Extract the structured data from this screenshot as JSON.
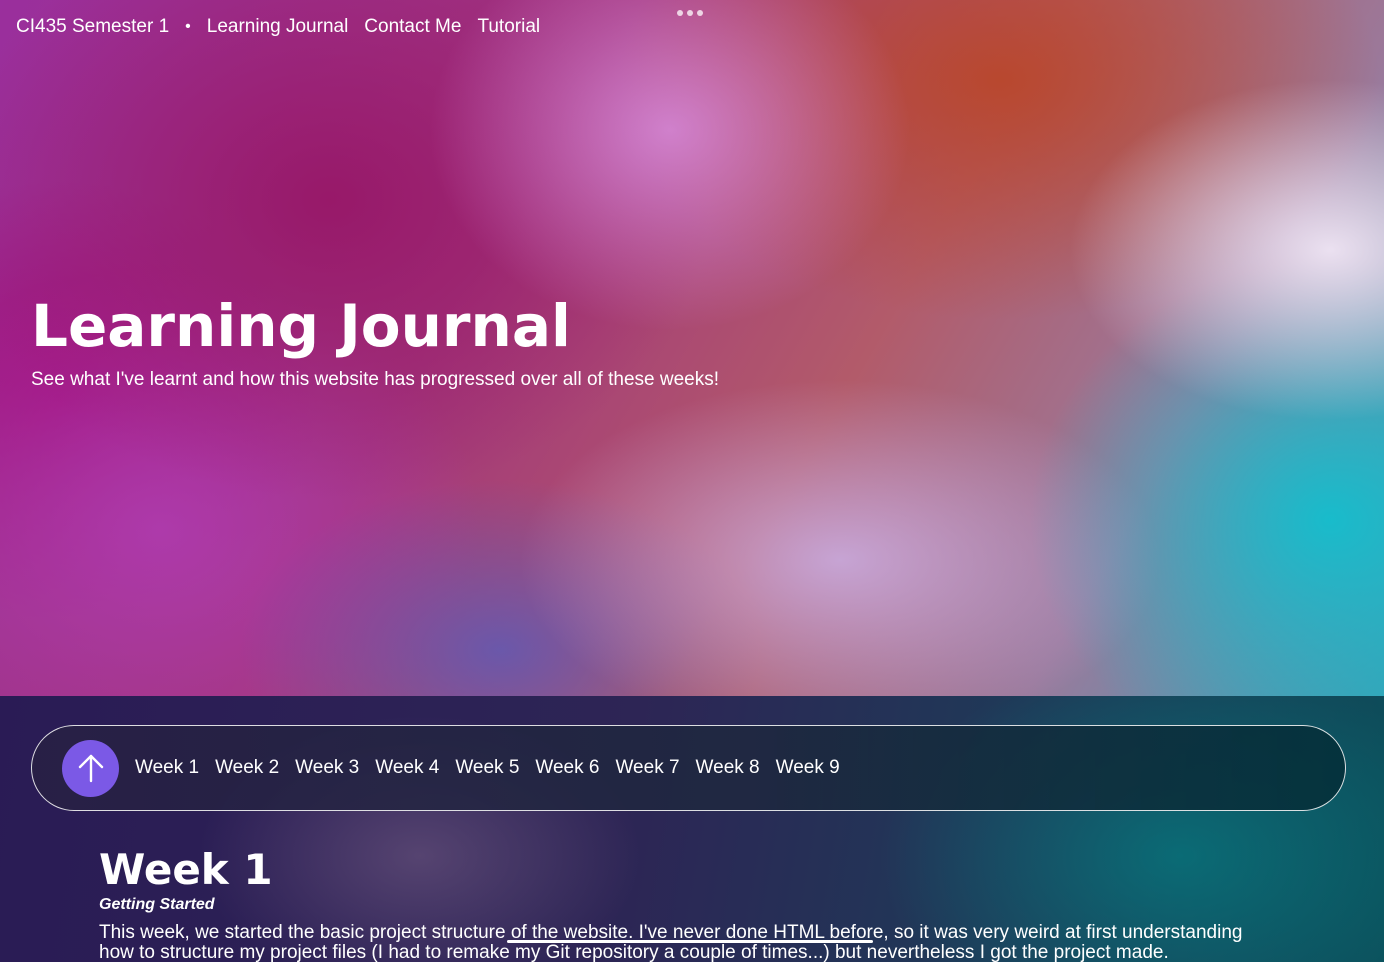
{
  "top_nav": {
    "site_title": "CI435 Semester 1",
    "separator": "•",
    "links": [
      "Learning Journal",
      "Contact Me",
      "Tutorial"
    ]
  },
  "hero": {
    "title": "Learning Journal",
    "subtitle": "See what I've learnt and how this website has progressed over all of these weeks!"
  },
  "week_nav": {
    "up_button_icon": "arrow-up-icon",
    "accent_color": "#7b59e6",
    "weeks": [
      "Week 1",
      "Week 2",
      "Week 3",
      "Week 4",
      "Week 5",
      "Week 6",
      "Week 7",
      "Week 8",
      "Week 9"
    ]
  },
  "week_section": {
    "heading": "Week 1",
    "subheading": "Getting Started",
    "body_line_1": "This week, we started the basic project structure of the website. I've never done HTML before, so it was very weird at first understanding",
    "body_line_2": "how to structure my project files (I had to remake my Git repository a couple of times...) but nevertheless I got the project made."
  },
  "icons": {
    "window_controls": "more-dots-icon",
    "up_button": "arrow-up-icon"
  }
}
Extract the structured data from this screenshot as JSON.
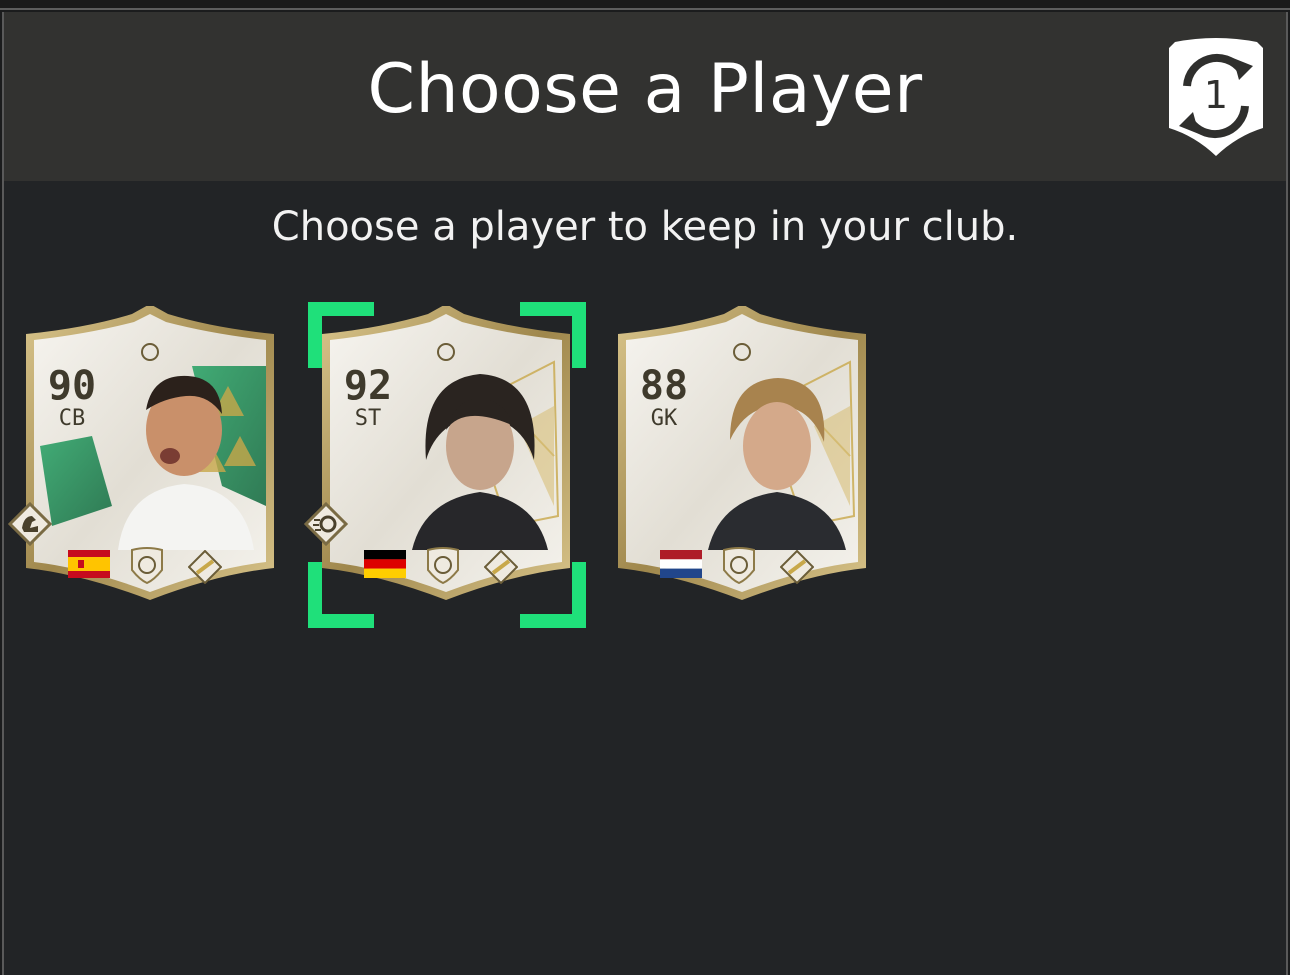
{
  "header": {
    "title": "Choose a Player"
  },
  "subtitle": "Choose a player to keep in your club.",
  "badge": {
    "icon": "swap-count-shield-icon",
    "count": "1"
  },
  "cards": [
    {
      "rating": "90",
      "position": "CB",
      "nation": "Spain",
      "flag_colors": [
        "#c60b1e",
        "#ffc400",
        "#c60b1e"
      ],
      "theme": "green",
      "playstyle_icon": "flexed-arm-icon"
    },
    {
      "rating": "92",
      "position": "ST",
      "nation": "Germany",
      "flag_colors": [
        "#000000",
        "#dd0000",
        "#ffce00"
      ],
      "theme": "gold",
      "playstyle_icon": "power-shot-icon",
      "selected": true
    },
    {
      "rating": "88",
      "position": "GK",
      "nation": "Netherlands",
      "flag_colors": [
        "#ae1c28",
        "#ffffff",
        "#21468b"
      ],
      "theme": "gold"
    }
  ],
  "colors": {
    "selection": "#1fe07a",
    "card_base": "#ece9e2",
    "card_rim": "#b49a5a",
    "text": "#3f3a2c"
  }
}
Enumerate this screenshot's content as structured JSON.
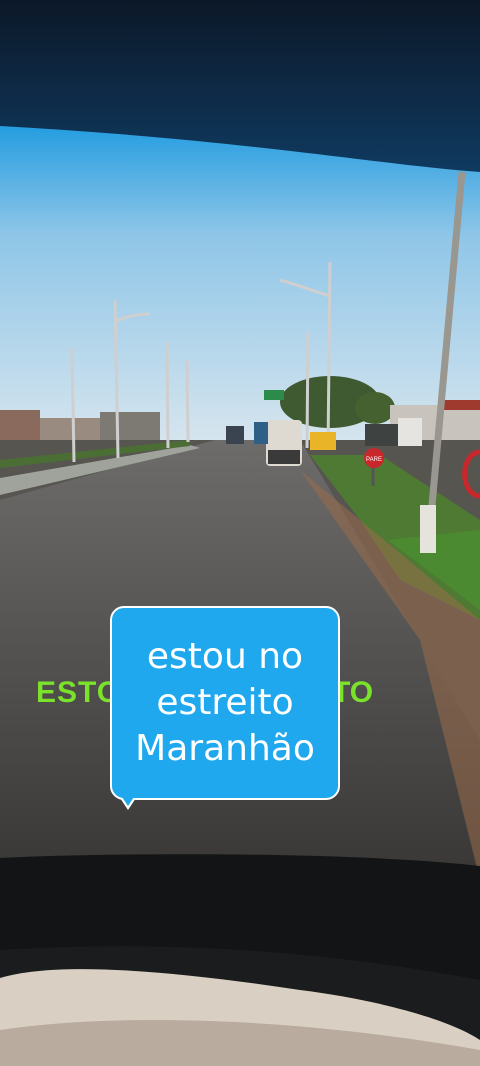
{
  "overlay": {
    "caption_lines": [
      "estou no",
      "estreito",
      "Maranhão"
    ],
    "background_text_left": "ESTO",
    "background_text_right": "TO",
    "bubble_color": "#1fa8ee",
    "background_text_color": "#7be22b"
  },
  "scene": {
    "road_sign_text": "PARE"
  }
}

===============

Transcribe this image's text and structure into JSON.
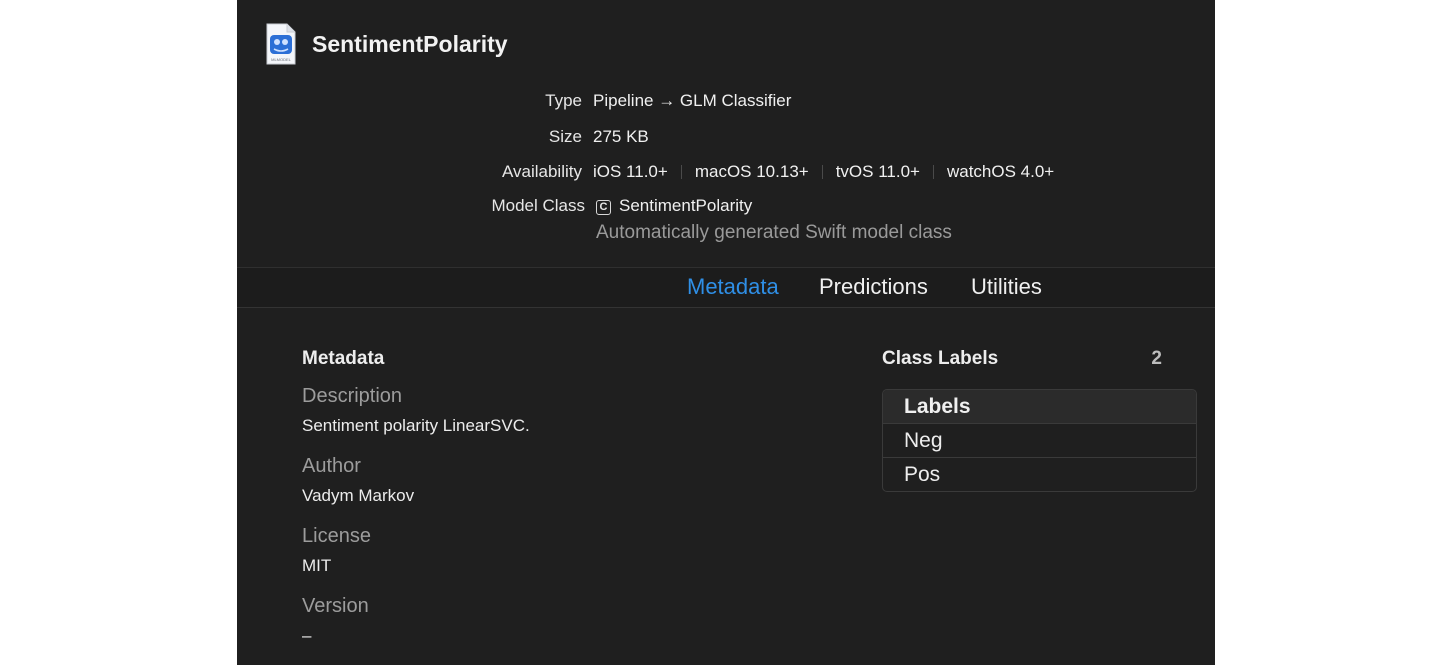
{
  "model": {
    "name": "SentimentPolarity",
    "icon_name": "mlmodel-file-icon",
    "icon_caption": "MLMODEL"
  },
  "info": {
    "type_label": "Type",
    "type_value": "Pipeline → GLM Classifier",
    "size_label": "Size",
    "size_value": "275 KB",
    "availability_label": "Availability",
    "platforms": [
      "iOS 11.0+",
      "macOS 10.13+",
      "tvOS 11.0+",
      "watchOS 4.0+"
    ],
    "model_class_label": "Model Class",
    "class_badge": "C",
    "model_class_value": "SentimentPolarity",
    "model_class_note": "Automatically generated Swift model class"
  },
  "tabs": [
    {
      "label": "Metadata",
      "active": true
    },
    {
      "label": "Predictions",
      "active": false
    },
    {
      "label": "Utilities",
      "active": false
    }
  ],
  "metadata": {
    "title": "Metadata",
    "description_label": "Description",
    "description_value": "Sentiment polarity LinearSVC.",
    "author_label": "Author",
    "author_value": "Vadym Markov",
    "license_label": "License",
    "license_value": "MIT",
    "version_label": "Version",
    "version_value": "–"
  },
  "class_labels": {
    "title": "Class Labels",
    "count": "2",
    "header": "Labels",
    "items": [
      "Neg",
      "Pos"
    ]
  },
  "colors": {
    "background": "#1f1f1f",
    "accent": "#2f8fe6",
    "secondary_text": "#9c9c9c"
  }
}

===============

### REQUIREMENT
Search the data for "SentimentPolarity". Copy every line that has it.

### OUTPUT
    "name": "SentimentPolarity",
    "model_class_value": "SentimentPolarity",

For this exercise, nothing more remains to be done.